#### REQUIREMENTS
Write out each record again exactly as it stands.
-------- MATERIAL
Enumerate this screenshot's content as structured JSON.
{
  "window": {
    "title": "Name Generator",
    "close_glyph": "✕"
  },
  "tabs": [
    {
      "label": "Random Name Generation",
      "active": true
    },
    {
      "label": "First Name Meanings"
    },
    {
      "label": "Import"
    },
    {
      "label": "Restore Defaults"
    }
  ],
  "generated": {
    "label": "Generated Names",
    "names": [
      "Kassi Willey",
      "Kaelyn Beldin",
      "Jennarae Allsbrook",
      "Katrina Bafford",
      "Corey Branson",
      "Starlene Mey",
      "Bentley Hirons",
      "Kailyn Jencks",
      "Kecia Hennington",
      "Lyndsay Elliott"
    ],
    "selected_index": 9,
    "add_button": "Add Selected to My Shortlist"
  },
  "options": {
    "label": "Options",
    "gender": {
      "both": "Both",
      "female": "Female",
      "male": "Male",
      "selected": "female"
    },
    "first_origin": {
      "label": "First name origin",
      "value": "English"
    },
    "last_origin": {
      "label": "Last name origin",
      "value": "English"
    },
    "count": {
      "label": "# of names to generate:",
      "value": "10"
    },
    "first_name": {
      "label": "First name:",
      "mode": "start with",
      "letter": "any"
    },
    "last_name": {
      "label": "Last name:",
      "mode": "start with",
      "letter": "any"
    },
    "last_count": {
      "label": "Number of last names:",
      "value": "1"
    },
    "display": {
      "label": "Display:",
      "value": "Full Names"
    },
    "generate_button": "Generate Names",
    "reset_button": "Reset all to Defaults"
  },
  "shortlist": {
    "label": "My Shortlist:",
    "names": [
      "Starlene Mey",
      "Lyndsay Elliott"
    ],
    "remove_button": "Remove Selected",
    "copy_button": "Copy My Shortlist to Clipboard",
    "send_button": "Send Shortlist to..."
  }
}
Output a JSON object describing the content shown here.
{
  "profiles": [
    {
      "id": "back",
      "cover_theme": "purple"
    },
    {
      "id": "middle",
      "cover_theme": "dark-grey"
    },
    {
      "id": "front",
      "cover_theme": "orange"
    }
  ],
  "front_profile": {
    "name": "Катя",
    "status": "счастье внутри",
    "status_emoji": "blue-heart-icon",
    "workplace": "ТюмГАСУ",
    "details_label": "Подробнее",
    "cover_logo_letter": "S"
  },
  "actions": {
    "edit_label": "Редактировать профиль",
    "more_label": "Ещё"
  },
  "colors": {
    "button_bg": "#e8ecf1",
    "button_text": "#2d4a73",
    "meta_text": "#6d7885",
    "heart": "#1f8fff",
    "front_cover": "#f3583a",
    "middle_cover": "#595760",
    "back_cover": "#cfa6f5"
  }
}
----------------
#### EXERCISE SOLUTION
Enumerate this screenshot's content as structured JSON.
{
  "window": {
    "title": "Name Generator",
    "close_glyph": "✕"
  },
  "tabs": [
    {
      "label": "Random Name Generation",
      "active": true
    },
    {
      "label": "First Name Meanings"
    },
    {
      "label": "Import"
    },
    {
      "label": "Restore Defaults"
    }
  ],
  "generated": {
    "label": "Generated Names",
    "names": [
      "Kassi Willey",
      "Kaelyn Beldin",
      "Jennarae Allsbrook",
      "Katrina Bafford",
      "Corey Branson",
      "Starlene Mey",
      "Bentley Hirons",
      "Kailyn Jencks",
      "Kecia Hennington",
      "Lyndsay Elliott"
    ],
    "selected_index": 9,
    "add_button": "Add Selected to My Shortlist"
  },
  "options": {
    "label": "Options",
    "gender": {
      "both": "Both",
      "female": "Female",
      "male": "Male",
      "selected": "female"
    },
    "first_origin": {
      "label": "First name origin",
      "value": "English"
    },
    "last_origin": {
      "label": "Last name origin",
      "value": "English"
    },
    "count": {
      "label": "# of names to generate:",
      "value": "10"
    },
    "first_name": {
      "label": "First name:",
      "mode": "start with",
      "letter": "any"
    },
    "last_name": {
      "label": "Last name:",
      "mode": "start with",
      "letter": "any"
    },
    "last_count": {
      "label": "Number of last names:",
      "value": "1"
    },
    "display": {
      "label": "Display:",
      "value": "Full Names"
    },
    "generate_button": "Generate Names",
    "reset_button": "Reset all to Defaults"
  },
  "shortlist": {
    "label": "My Shortlist:",
    "names": [
      "Starlene Mey",
      "Lyndsay Elliott"
    ],
    "remove_button": "Remove Selected",
    "copy_button": "Copy My Shortlist to Clipboard",
    "send_button": "Send Shortlist to..."
  }
}
Output a JSON object describing the content shown here.
{
  "profiles": [
    {
      "id": "back",
      "cover_theme": "purple"
    },
    {
      "id": "middle",
      "cover_theme": "dark-grey"
    },
    {
      "id": "front",
      "cover_theme": "orange"
    }
  ],
  "front_profile": {
    "name": "Катя",
    "status": "счастье внутри",
    "status_emoji": "blue-heart-icon",
    "workplace": "ТюмГАСУ",
    "details_label": "Подробнее",
    "cover_logo_letter": "S"
  },
  "actions": {
    "edit_label": "Редактировать профиль",
    "more_label": "Ещё"
  },
  "colors": {
    "button_bg": "#e8ecf1",
    "button_text": "#2d4a73",
    "meta_text": "#6d7885",
    "heart": "#1f8fff",
    "front_cover": "#f3583a",
    "middle_cover": "#595760",
    "back_cover": "#cfa6f5"
  }
}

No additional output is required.